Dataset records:
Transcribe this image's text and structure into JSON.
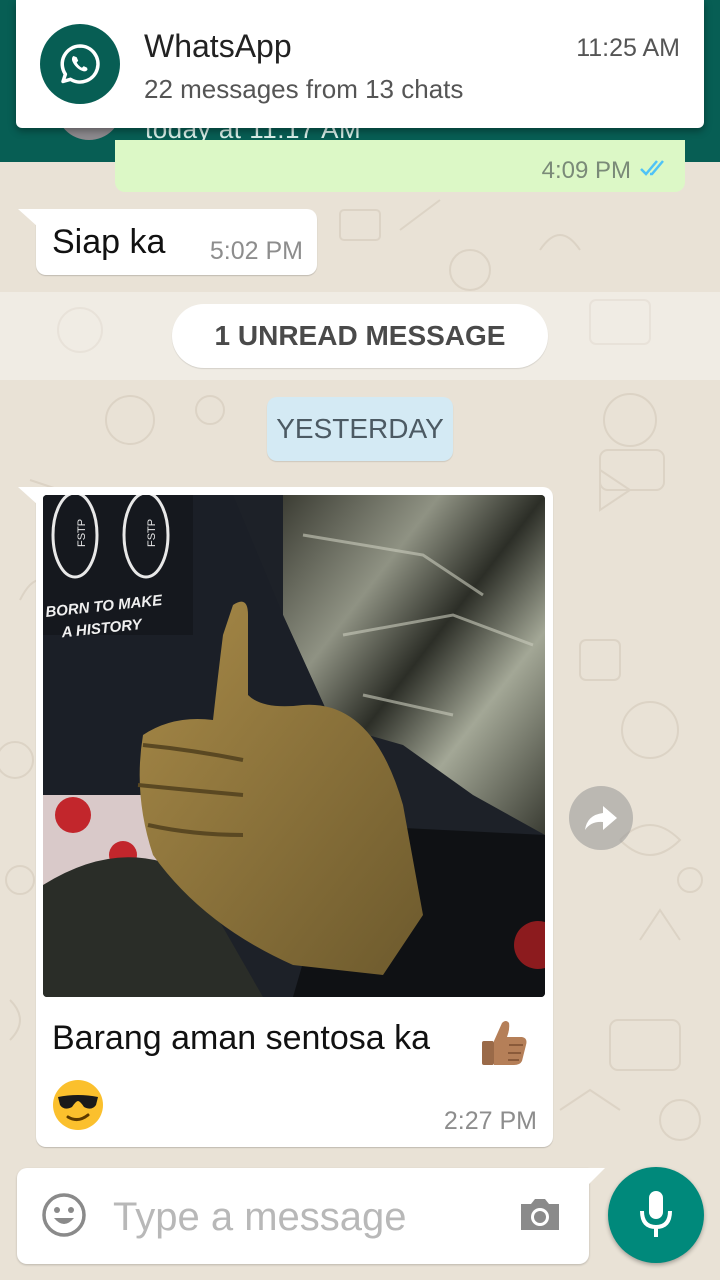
{
  "notification": {
    "app_name": "WhatsApp",
    "summary": "22 messages from 13 chats",
    "time": "11:25 AM",
    "icon": "whatsapp-logo-icon"
  },
  "header": {
    "last_seen": "today at 11:17 AM"
  },
  "messages": {
    "outgoing_partial": {
      "time": "4:09 PM",
      "status_icon": "double-check-icon"
    },
    "incoming_1": {
      "text": "Siap ka",
      "time": "5:02 PM"
    },
    "unread_banner": "1 UNREAD MESSAGE",
    "date_divider": "YESTERDAY",
    "image_message": {
      "photo_shirt_text_line1": "BORN TO MAKE",
      "photo_shirt_text_line2": "A HISTORY",
      "photo_shirt_brand": "FSTP",
      "caption": "Barang aman sentosa ka",
      "caption_emojis": [
        "thumbs-up-medium-skin",
        "smiling-face-with-sunglasses"
      ],
      "time": "2:27 PM"
    }
  },
  "composer": {
    "placeholder": "Type a message",
    "value": ""
  },
  "colors": {
    "header_teal": "#075e54",
    "outgoing_bubble": "#dcf8c6",
    "incoming_bubble": "#ffffff",
    "date_chip": "#d4eaf4",
    "mic_button": "#00897b",
    "wallpaper": "#e9e2d6",
    "read_ticks": "#4fc3f7"
  }
}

[GIVEN EXERCISE]
The records above must be printed exactly; the pictures stay out.

[RESPONSE TO THIS TASK]
Transcribe this image's text and structure into JSON.
{
  "notification": {
    "app_name": "WhatsApp",
    "summary": "22 messages from 13 chats",
    "time": "11:25 AM",
    "icon": "whatsapp-logo-icon"
  },
  "header": {
    "last_seen": "today at 11:17 AM"
  },
  "messages": {
    "outgoing_partial": {
      "time": "4:09 PM",
      "status_icon": "double-check-icon"
    },
    "incoming_1": {
      "text": "Siap ka",
      "time": "5:02 PM"
    },
    "unread_banner": "1 UNREAD MESSAGE",
    "date_divider": "YESTERDAY",
    "image_message": {
      "photo_shirt_text_line1": "BORN TO MAKE",
      "photo_shirt_text_line2": "A HISTORY",
      "photo_shirt_brand": "FSTP",
      "caption": "Barang aman sentosa ka",
      "caption_emojis": [
        "thumbs-up-medium-skin",
        "smiling-face-with-sunglasses"
      ],
      "time": "2:27 PM"
    }
  },
  "composer": {
    "placeholder": "Type a message",
    "value": ""
  },
  "colors": {
    "header_teal": "#075e54",
    "outgoing_bubble": "#dcf8c6",
    "incoming_bubble": "#ffffff",
    "date_chip": "#d4eaf4",
    "mic_button": "#00897b",
    "wallpaper": "#e9e2d6",
    "read_ticks": "#4fc3f7"
  }
}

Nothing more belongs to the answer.